(PROBLEM): "this" appears in how many lines of the entries? State only the number.

[Data entries]
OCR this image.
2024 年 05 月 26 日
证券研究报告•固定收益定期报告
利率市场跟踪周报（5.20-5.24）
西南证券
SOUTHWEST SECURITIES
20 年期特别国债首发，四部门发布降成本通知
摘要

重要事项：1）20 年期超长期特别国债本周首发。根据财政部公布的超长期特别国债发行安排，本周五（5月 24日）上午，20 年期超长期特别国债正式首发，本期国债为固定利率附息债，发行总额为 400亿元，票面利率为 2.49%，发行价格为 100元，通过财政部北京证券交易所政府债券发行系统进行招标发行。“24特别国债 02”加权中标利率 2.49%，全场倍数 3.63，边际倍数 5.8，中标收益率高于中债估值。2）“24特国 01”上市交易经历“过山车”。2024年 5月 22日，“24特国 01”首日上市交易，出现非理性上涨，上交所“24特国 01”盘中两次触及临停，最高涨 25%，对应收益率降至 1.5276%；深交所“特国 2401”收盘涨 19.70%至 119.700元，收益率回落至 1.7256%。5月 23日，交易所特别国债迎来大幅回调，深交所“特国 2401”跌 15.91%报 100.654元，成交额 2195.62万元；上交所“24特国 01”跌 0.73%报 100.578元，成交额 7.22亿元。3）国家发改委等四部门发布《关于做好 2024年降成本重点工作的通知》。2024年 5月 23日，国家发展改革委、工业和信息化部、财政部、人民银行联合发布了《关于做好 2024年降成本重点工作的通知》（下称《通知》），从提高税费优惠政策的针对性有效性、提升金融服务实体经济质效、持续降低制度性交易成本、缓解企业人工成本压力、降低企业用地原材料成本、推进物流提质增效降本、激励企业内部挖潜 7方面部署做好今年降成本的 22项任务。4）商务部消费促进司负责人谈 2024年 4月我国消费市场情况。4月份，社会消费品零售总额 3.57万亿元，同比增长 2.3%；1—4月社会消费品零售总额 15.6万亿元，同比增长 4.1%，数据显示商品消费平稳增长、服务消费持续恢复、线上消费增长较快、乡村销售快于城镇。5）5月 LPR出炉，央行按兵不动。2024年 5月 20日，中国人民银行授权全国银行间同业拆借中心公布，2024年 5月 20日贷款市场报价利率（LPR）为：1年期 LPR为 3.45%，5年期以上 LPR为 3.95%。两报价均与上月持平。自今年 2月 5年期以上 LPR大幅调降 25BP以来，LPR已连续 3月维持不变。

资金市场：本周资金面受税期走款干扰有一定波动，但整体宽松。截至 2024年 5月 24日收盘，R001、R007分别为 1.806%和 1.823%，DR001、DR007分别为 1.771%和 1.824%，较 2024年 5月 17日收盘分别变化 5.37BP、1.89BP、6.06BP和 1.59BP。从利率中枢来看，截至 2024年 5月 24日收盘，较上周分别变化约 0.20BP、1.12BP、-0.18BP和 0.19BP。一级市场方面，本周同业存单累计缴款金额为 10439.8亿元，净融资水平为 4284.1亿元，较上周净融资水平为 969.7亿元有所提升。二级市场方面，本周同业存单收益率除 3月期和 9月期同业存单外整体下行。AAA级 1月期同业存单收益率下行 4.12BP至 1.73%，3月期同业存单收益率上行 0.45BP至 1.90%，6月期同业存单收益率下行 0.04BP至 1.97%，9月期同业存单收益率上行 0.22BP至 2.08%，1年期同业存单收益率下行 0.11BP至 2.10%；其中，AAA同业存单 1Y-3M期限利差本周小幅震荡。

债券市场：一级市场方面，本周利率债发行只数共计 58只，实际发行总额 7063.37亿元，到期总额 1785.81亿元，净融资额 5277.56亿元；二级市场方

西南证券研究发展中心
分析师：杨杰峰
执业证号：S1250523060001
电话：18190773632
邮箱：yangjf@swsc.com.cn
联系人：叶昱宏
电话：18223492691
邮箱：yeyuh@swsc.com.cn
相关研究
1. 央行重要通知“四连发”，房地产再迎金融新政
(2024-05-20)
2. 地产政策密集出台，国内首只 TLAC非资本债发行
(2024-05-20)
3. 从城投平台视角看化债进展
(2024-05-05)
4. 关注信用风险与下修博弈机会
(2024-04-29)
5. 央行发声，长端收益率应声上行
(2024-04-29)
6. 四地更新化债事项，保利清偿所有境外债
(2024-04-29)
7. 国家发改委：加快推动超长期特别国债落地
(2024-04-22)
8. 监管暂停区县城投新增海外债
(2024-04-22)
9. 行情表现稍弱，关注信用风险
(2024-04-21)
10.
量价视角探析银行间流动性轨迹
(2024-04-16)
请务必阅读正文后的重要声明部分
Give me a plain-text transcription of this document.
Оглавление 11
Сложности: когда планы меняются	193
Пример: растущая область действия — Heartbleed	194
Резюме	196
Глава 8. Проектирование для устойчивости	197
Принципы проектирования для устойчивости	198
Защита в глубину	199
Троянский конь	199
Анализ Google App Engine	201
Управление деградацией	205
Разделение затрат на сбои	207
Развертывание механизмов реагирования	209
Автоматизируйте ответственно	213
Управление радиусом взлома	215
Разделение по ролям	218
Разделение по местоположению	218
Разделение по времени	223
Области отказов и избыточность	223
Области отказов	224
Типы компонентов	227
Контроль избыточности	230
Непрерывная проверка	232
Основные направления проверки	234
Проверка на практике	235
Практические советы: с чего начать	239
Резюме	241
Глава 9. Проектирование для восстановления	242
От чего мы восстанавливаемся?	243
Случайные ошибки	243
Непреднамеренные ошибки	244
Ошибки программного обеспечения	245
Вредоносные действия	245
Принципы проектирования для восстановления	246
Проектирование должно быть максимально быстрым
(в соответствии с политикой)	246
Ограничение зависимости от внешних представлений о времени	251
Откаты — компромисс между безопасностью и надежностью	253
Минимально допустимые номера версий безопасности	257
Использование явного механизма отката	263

(WRITTEN ANSWER): 2